(Stored entries)
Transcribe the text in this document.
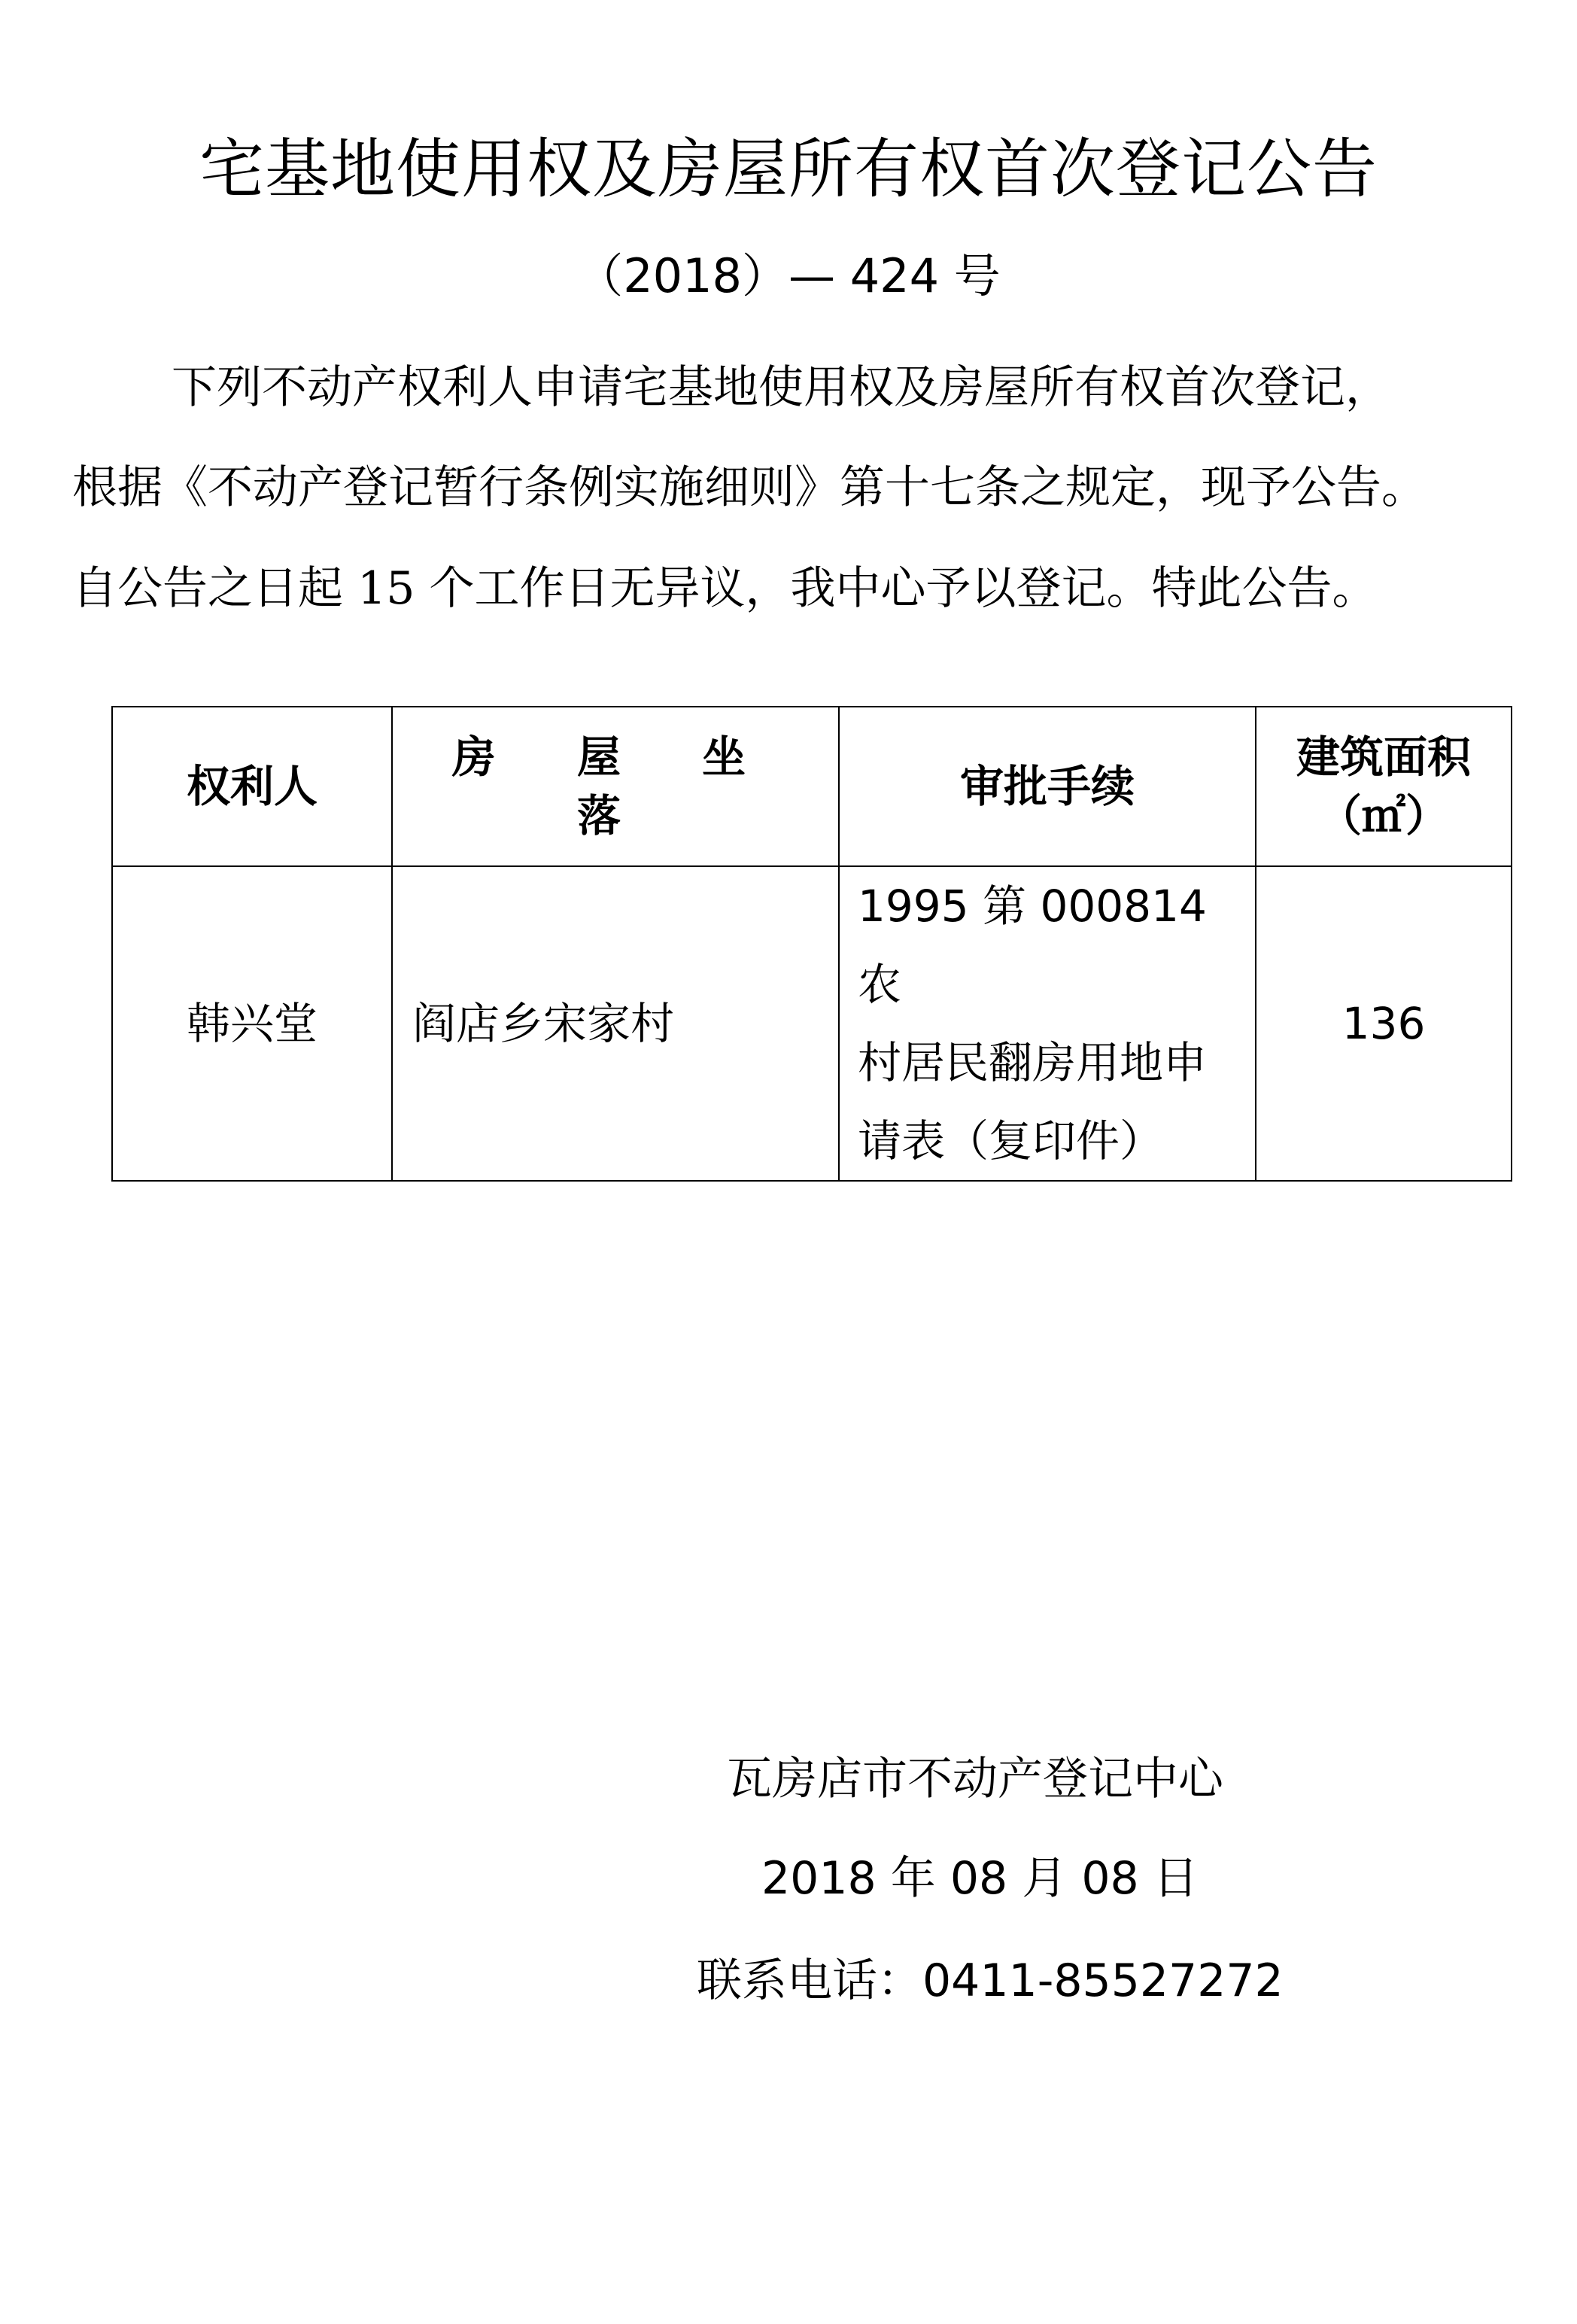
宅基地使用权及房屋所有权首次登记公告
（2018）— 424 号
下列不动产权利人申请宅基地使用权及房屋所有权首次登记，
根据《不动产登记暂行条例实施细则》第十七条之规定，现予公告。
自公告之日起 15 个工作日无异议，我中心予以登记。特此公告。
权利人	房 屋 坐 落	审批手续	建筑面积
（㎡）

韩兴堂	阎店乡宋家村	1995 第 000814 农
村居民翻房用地申
请表（复印件）	136
瓦房店市不动产登记中心
2018 年 08 月 08 日
联系电话：0411-85527272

## Given task
Omit pictures; set down the rest of the material word for word.

## Exercise response
Transcribe the text in this document.
宅基地使用权及房屋所有权首次登记公告
（2018）— 424 号
下列不动产权利人申请宅基地使用权及房屋所有权首次登记，
根据《不动产登记暂行条例实施细则》第十七条之规定，现予公告。
自公告之日起 15 个工作日无异议，我中心予以登记。特此公告。
权利人	房 屋 坐 落	审批手续	建筑面积
（㎡）

韩兴堂	阎店乡宋家村	1995 第 000814 农
村居民翻房用地申
请表（复印件）	136
瓦房店市不动产登记中心
2018 年 08 月 08 日
联系电话：0411-85527272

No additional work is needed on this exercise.